Given problem:
Repeat every record below exactly, but leave out any pictures.

Data excerpts:
* * *

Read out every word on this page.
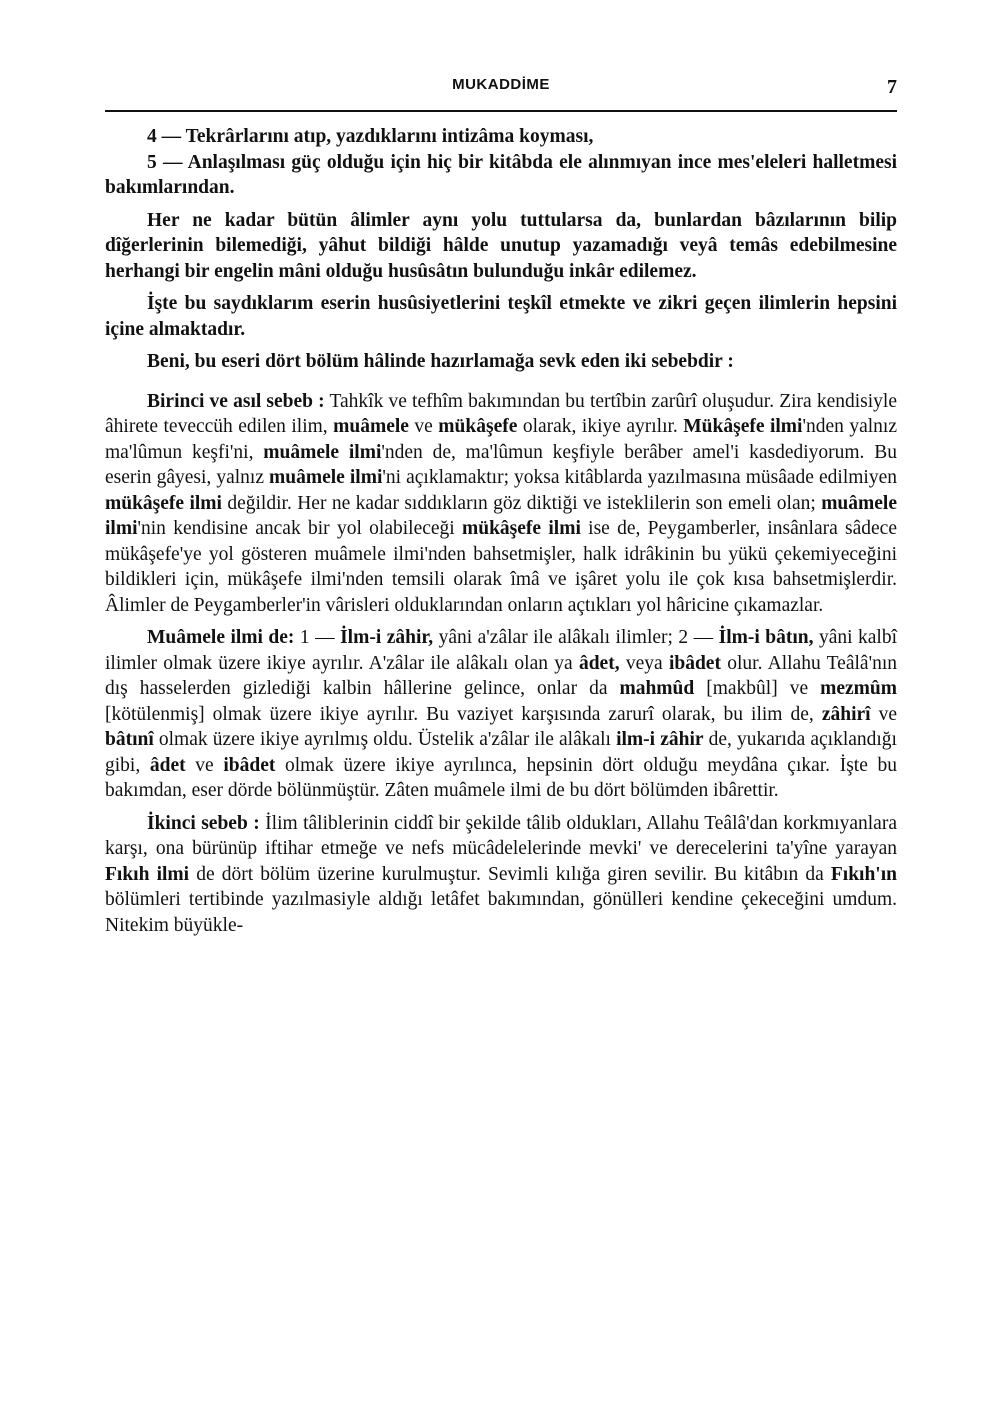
MUKADDİME	7

4 — Tekrârlarını atıp, yazdıklarını intizâma koyması,

5 — Anlaşılması güç olduğu için hiç bir kitâbda ele alınmıyan ince mes'eleleri halletmesi bakımlarından.

Her ne kadar bütün âlimler aynı yolu tuttularsa da, bunlardan bâzılarının bilip dîğerlerinin bilemediği, yâhut bildiği hâlde unutup yazamadığı veyâ temâs edebilmesine herhangi bir engelin mâni olduğu husûsâtın bulunduğu inkâr edilemez.

İşte bu saydıklarım eserin husûsiyetlerini teşkîl etmekte ve zikri geçen ilimlerin hepsini içine almaktadır.

Beni, bu eseri dört bölüm hâlinde hazırlamağa sevk eden iki sebebdir :

Birinci ve asıl sebeb : Tahkîk ve tefhîm bakımından bu tertîbin zarûrî oluşudur. Zira kendisiyle âhirete teveccüh edilen ilim, muâmele ve mükâşefe olarak, ikiye ayrılır. Mükâşefe ilmi'nden yalnız ma'lûmun keşfi'ni, muâmele ilmi'nden de, ma'lûmun keşfiyle berâber amel'i kasdediyorum. Bu eserin gâyesi, yalnız muâmele ilmi'ni açıklamaktır; yoksa kitâblarda yazılmasına müsâade edilmiyen mükâşefe ilmi değildir. Her ne kadar sıddıkların göz diktiği ve isteklilerin son emeli olan; muâmele ilmi'nin kendisine ancak bir yol olabileceği mükâşefe ilmi ise de, Peygamberler, insânlara sâdece mükâşefe'ye yol gösteren muâmele ilmi'nden bahsetmişler, halk idrâkinin bu yükü çekemiyeceğini bildikleri için, mükâşefe ilmi'nden temsili olarak îmâ ve işâret yolu ile çok kısa bahsetmişlerdir. Âlimler de Peygamberler'in vârisleri olduklarından onların açtıkları yol hâricine çıkamazlar.

Muâmele ilmi de: 1 — İlm-i zâhir, yâni a'zâlar ile alâkalı ilimler; 2 — İlm-i bâtın, yâni kalbî ilimler olmak üzere ikiye ayrılır. A'zâlar ile alâkalı olan ya âdet, veya ibâdet olur. Allahu Teâlâ'nın dış hasselerden gizlediği kalbin hâllerine gelince, onlar da mahmûd [makbûl] ve mezmûm [kötülenmiş] olmak üzere ikiye ayrılır. Bu vaziyet karşısında zarurî olarak, bu ilim de, zâhirî ve bâtınî olmak üzere ikiye ayrılmış oldu. Üstelik a'zâlar ile alâkalı ilm-i zâhir de, yukarıda açıklandığı gibi, âdet ve ibâdet olmak üzere ikiye ayrılınca, hepsinin dört olduğu meydâna çıkar. İşte bu bakımdan, eser dörde bölünmüştür. Zâten muâmele ilmi de bu dört bölümden ibârettir.

İkinci sebeb : İlim tâliblerinin ciddî bir şekilde tâlib oldukları, Allahu Teâlâ'dan korkmıyanlara karşı, ona bürünüp iftihar etmeğe ve nefs mücâdelelerinde mevki' ve derecelerini ta'yîne yarayan Fıkıh ilmi de dört bölüm üzerine kurulmuştur. Sevimli kılığa giren sevilir. Bu kitâbın da Fıkıh'ın bölümleri tertibinde yazılmasiyle aldığı letâfet bakımından, gönülleri kendine çekeceğini umdum. Nitekim büyükle-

* * *

Exercise solution:
Read out every word on this page.
MUKADDİME	7

4 — Tekrârlarını atıp, yazdıklarını intizâma koyması,

5 — Anlaşılması güç olduğu için hiç bir kitâbda ele alınmıyan ince mes'eleleri halletmesi bakımlarından.

Her ne kadar bütün âlimler aynı yolu tuttularsa da, bunlardan bâzılarının bilip dîğerlerinin bilemediği, yâhut bildiği hâlde unutup yazamadığı veyâ temâs edebilmesine herhangi bir engelin mâni olduğu husûsâtın bulunduğu inkâr edilemez.

İşte bu saydıklarım eserin husûsiyetlerini teşkîl etmekte ve zikri geçen ilimlerin hepsini içine almaktadır.

Beni, bu eseri dört bölüm hâlinde hazırlamağa sevk eden iki sebebdir :

Birinci ve asıl sebeb : Tahkîk ve tefhîm bakımından bu tertîbin zarûrî oluşudur. Zira kendisiyle âhirete teveccüh edilen ilim, muâmele ve mükâşefe olarak, ikiye ayrılır. Mükâşefe ilmi'nden yalnız ma'lûmun keşfi'ni, muâmele ilmi'nden de, ma'lûmun keşfiyle berâber amel'i kasdediyorum. Bu eserin gâyesi, yalnız muâmele ilmi'ni açıklamaktır; yoksa kitâblarda yazılmasına müsâade edilmiyen mükâşefe ilmi değildir. Her ne kadar sıddıkların göz diktiği ve isteklilerin son emeli olan; muâmele ilmi'nin kendisine ancak bir yol olabileceği mükâşefe ilmi ise de, Peygamberler, insânlara sâdece mükâşefe'ye yol gösteren muâmele ilmi'nden bahsetmişler, halk idrâkinin bu yükü çekemiyeceğini bildikleri için, mükâşefe ilmi'nden temsili olarak îmâ ve işâret yolu ile çok kısa bahsetmişlerdir. Âlimler de Peygamberler'in vârisleri olduklarından onların açtıkları yol hâricine çıkamazlar.

Muâmele ilmi de: 1 — İlm-i zâhir, yâni a'zâlar ile alâkalı ilimler; 2 — İlm-i bâtın, yâni kalbî ilimler olmak üzere ikiye ayrılır. A'zâlar ile alâkalı olan ya âdet, veya ibâdet olur. Allahu Teâlâ'nın dış hasselerden gizlediği kalbin hâllerine gelince, onlar da mahmûd [makbûl] ve mezmûm [kötülenmiş] olmak üzere ikiye ayrılır. Bu vaziyet karşısında zarurî olarak, bu ilim de, zâhirî ve bâtınî olmak üzere ikiye ayrılmış oldu. Üstelik a'zâlar ile alâkalı ilm-i zâhir de, yukarıda açıklandığı gibi, âdet ve ibâdet olmak üzere ikiye ayrılınca, hepsinin dört olduğu meydâna çıkar. İşte bu bakımdan, eser dörde bölünmüştür. Zâten muâmele ilmi de bu dört bölümden ibârettir.

İkinci sebeb : İlim tâliblerinin ciddî bir şekilde tâlib oldukları, Allahu Teâlâ'dan korkmıyanlara karşı, ona bürünüp iftihar etmeğe ve nefs mücâdelelerinde mevki' ve derecelerini ta'yîne yarayan Fıkıh ilmi de dört bölüm üzerine kurulmuştur. Sevimli kılığa giren sevilir. Bu kitâbın da Fıkıh'ın bölümleri tertibinde yazılmasiyle aldığı letâfet bakımından, gönülleri kendine çekeceğini umdum. Nitekim büyükle-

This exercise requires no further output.